_Task directions_
Locate the string "name" in the records below. Copy every line where it occurs.
== Records
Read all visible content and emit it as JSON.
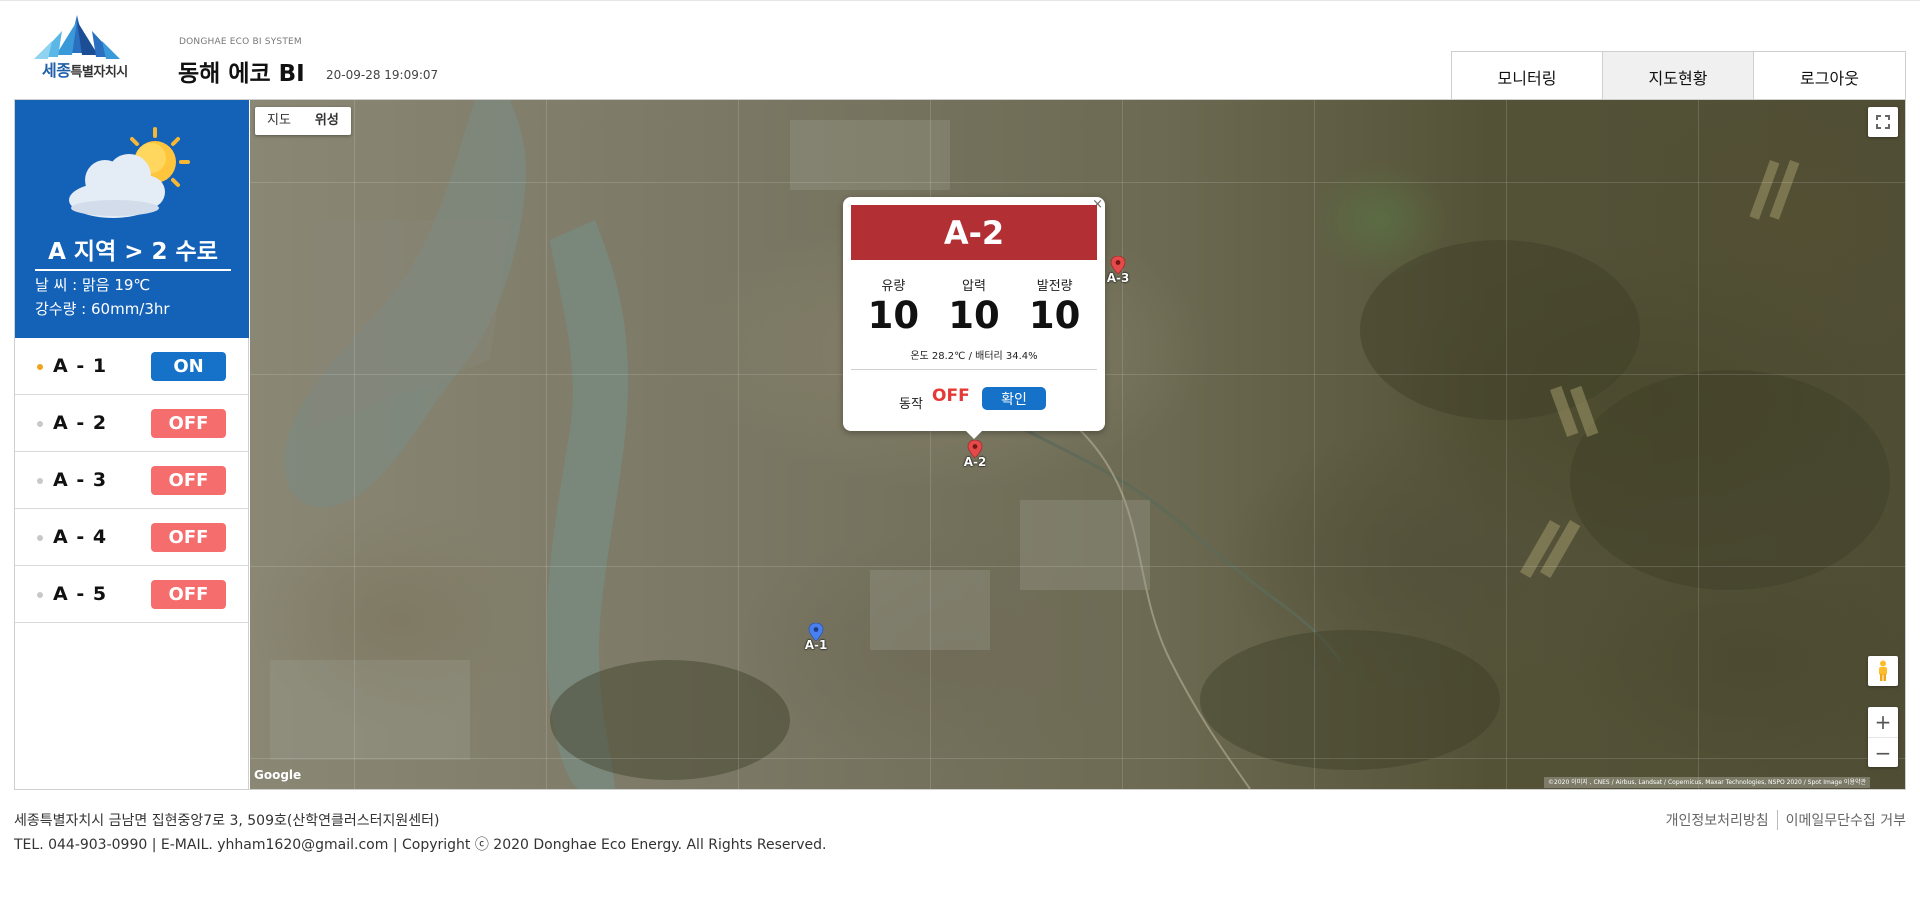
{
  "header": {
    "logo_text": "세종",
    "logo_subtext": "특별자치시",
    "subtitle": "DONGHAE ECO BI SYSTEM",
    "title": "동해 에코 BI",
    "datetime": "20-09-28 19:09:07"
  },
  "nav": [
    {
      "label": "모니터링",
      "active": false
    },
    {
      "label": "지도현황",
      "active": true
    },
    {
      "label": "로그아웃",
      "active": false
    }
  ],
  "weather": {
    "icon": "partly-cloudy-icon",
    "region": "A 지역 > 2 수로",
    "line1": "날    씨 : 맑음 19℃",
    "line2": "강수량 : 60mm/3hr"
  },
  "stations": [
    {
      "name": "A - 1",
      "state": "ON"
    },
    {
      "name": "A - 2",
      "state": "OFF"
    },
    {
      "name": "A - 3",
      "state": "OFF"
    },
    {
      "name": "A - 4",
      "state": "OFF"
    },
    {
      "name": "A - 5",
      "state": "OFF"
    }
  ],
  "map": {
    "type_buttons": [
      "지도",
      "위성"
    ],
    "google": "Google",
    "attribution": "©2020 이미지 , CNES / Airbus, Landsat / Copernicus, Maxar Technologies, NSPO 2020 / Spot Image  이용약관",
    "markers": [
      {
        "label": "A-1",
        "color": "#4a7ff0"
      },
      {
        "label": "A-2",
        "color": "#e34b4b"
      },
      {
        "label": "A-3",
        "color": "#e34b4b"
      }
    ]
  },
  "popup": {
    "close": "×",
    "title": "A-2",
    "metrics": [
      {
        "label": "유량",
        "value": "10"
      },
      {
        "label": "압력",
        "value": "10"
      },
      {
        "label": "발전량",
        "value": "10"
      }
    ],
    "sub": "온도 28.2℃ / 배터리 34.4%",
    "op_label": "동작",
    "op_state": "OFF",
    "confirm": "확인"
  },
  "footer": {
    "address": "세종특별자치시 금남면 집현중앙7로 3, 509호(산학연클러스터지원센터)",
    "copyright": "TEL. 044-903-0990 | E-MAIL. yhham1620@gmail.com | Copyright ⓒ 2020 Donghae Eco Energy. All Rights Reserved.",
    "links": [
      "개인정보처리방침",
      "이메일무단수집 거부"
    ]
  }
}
====
== Records
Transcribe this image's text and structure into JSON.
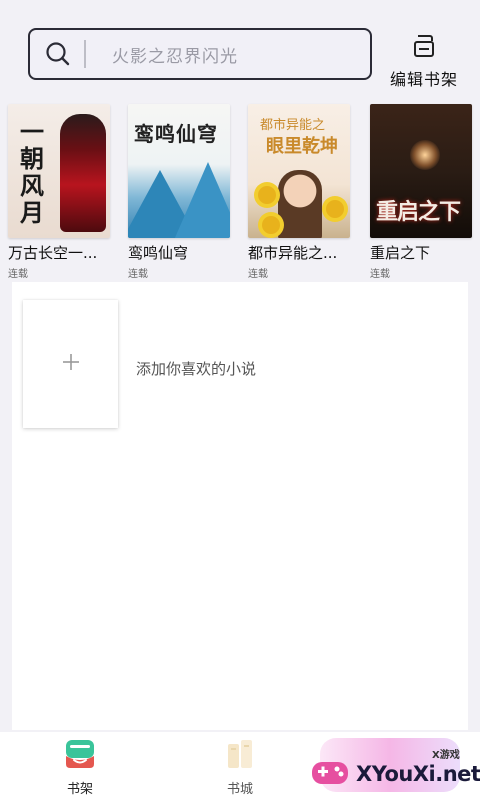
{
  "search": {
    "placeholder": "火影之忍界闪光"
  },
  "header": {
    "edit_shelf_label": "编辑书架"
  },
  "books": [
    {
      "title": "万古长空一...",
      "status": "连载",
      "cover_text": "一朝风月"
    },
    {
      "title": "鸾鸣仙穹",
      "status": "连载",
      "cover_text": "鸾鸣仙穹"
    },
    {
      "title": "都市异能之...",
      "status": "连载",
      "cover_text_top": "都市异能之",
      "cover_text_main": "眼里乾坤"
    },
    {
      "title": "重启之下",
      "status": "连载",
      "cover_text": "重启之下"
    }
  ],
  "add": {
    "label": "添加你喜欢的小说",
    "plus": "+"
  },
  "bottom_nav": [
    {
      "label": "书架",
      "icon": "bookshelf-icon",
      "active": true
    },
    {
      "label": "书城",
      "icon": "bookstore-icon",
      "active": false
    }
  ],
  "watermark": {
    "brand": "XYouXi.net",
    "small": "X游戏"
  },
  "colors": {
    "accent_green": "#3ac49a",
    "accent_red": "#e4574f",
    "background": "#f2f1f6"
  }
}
====
_Output of the task_
      "name": "A - 1",
      "name": "A - 2",
      "name": "A - 3",
      "name": "A - 4",
      "name": "A - 5",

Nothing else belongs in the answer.